**EXERCISE GOAL**
Copy out the entries below precisely; nothing is to be omitted.

**TASK INPUT**
%%

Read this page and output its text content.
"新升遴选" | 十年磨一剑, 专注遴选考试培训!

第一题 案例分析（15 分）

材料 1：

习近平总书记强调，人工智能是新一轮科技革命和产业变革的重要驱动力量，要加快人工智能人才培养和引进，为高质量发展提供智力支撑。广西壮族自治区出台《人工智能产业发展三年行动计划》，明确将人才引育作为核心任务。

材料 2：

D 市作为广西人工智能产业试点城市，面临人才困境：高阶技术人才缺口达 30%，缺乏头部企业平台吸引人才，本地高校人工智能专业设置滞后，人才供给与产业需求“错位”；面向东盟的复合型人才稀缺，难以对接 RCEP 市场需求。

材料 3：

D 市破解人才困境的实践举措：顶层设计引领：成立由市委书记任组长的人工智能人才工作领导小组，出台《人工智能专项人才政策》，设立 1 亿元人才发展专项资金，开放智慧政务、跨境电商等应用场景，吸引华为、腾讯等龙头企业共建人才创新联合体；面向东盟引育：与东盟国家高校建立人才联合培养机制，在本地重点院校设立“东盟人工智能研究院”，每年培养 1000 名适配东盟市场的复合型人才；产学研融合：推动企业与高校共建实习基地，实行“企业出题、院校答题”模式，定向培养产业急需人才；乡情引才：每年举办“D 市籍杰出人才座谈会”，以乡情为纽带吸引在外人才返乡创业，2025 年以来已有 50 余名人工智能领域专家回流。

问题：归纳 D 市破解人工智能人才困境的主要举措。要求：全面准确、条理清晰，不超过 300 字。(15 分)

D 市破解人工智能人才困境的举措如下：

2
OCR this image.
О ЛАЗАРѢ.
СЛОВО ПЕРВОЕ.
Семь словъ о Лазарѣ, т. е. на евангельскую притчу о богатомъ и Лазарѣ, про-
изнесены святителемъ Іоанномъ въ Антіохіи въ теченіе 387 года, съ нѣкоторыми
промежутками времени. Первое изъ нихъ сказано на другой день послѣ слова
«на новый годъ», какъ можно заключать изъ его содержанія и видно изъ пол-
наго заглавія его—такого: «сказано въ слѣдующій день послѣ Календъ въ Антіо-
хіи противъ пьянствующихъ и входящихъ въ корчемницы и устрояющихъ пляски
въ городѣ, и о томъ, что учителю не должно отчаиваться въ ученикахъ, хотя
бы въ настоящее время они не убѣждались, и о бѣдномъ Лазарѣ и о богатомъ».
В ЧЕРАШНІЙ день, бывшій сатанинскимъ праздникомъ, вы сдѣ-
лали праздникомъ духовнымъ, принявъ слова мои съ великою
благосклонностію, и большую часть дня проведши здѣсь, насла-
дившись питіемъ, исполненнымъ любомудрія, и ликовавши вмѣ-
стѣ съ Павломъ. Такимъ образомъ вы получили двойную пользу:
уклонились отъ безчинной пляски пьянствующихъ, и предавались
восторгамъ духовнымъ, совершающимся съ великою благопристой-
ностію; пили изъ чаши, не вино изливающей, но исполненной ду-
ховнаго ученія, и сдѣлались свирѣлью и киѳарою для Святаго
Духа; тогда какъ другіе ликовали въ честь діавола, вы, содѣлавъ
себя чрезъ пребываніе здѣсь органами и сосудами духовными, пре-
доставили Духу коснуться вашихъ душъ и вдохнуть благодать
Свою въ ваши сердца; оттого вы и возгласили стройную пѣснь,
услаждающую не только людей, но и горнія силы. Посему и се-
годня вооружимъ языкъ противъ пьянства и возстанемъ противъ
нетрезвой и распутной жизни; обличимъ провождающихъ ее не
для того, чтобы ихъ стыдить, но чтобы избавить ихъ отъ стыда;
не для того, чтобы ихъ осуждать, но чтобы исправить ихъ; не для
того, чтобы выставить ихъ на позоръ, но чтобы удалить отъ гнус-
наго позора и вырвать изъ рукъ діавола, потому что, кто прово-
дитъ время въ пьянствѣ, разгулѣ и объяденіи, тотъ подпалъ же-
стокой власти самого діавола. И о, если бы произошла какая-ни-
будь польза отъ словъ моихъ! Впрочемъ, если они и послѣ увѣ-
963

%%

**FULL SOLUTION**
Read this page and output its text content.
"新升遴选" | 十年磨一剑, 专注遴选考试培训!

第一题 案例分析（15 分）

材料 1：

习近平总书记强调，人工智能是新一轮科技革命和产业变革的重要驱动力量，要加快人工智能人才培养和引进，为高质量发展提供智力支撑。广西壮族自治区出台《人工智能产业发展三年行动计划》，明确将人才引育作为核心任务。

材料 2：

D 市作为广西人工智能产业试点城市，面临人才困境：高阶技术人才缺口达 30%，缺乏头部企业平台吸引人才，本地高校人工智能专业设置滞后，人才供给与产业需求“错位”；面向东盟的复合型人才稀缺，难以对接 RCEP 市场需求。

材料 3：

D 市破解人才困境的实践举措：顶层设计引领：成立由市委书记任组长的人工智能人才工作领导小组，出台《人工智能专项人才政策》，设立 1 亿元人才发展专项资金，开放智慧政务、跨境电商等应用场景，吸引华为、腾讯等龙头企业共建人才创新联合体；面向东盟引育：与东盟国家高校建立人才联合培养机制，在本地重点院校设立“东盟人工智能研究院”，每年培养 1000 名适配东盟市场的复合型人才；产学研融合：推动企业与高校共建实习基地，实行“企业出题、院校答题”模式，定向培养产业急需人才；乡情引才：每年举办“D 市籍杰出人才座谈会”，以乡情为纽带吸引在外人才返乡创业，2025 年以来已有 50 余名人工智能领域专家回流。

问题：归纳 D 市破解人工智能人才困境的主要举措。要求：全面准确、条理清晰，不超过 300 字。(15 分)

D 市破解人工智能人才困境的举措如下：

2
OCR this image.
О ЛАЗАРѢ.
СЛОВО ПЕРВОЕ.
Семь словъ о Лазарѣ, т. е. на евангельскую притчу о богатомъ и Лазарѣ, про-
изнесены святителемъ Іоанномъ въ Антіохіи въ теченіе 387 года, съ нѣкоторыми
промежутками времени. Первое изъ нихъ сказано на другой день послѣ слова
«на новый годъ», какъ можно заключать изъ его содержанія и видно изъ пол-
наго заглавія его—такого: «сказано въ слѣдующій день послѣ Календъ въ Антіо-
хіи противъ пьянствующихъ и входящихъ въ корчемницы и устрояющихъ пляски
въ городѣ, и о томъ, что учителю не должно отчаиваться въ ученикахъ, хотя
бы въ настоящее время они не убѣждались, и о бѣдномъ Лазарѣ и о богатомъ».
В ЧЕРАШНІЙ день, бывшій сатанинскимъ праздникомъ, вы сдѣ-
лали праздникомъ духовнымъ, принявъ слова мои съ великою
благосклонностію, и большую часть дня проведши здѣсь, насла-
дившись питіемъ, исполненнымъ любомудрія, и ликовавши вмѣ-
стѣ съ Павломъ. Такимъ образомъ вы получили двойную пользу:
уклонились отъ безчинной пляски пьянствующихъ, и предавались
восторгамъ духовнымъ, совершающимся съ великою благопристой-
ностію; пили изъ чаши, не вино изливающей, но исполненной ду-
ховнаго ученія, и сдѣлались свирѣлью и киѳарою для Святаго
Духа; тогда какъ другіе ликовали въ честь діавола, вы, содѣлавъ
себя чрезъ пребываніе здѣсь органами и сосудами духовными, пре-
доставили Духу коснуться вашихъ душъ и вдохнуть благодать
Свою въ ваши сердца; оттого вы и возгласили стройную пѣснь,
услаждающую не только людей, но и горнія силы. Посему и се-
годня вооружимъ языкъ противъ пьянства и возстанемъ противъ
нетрезвой и распутной жизни; обличимъ провождающихъ ее не
для того, чтобы ихъ стыдить, но чтобы избавить ихъ отъ стыда;
не для того, чтобы ихъ осуждать, но чтобы исправить ихъ; не для
того, чтобы выставить ихъ на позоръ, но чтобы удалить отъ гнус-
наго позора и вырвать изъ рукъ діавола, потому что, кто прово-
дитъ время въ пьянствѣ, разгулѣ и объяденіи, тотъ подпалъ же-
стокой власти самого діавола. И о, если бы произошла какая-ни-
будь польза отъ словъ моихъ! Впрочемъ, если они и послѣ увѣ-
963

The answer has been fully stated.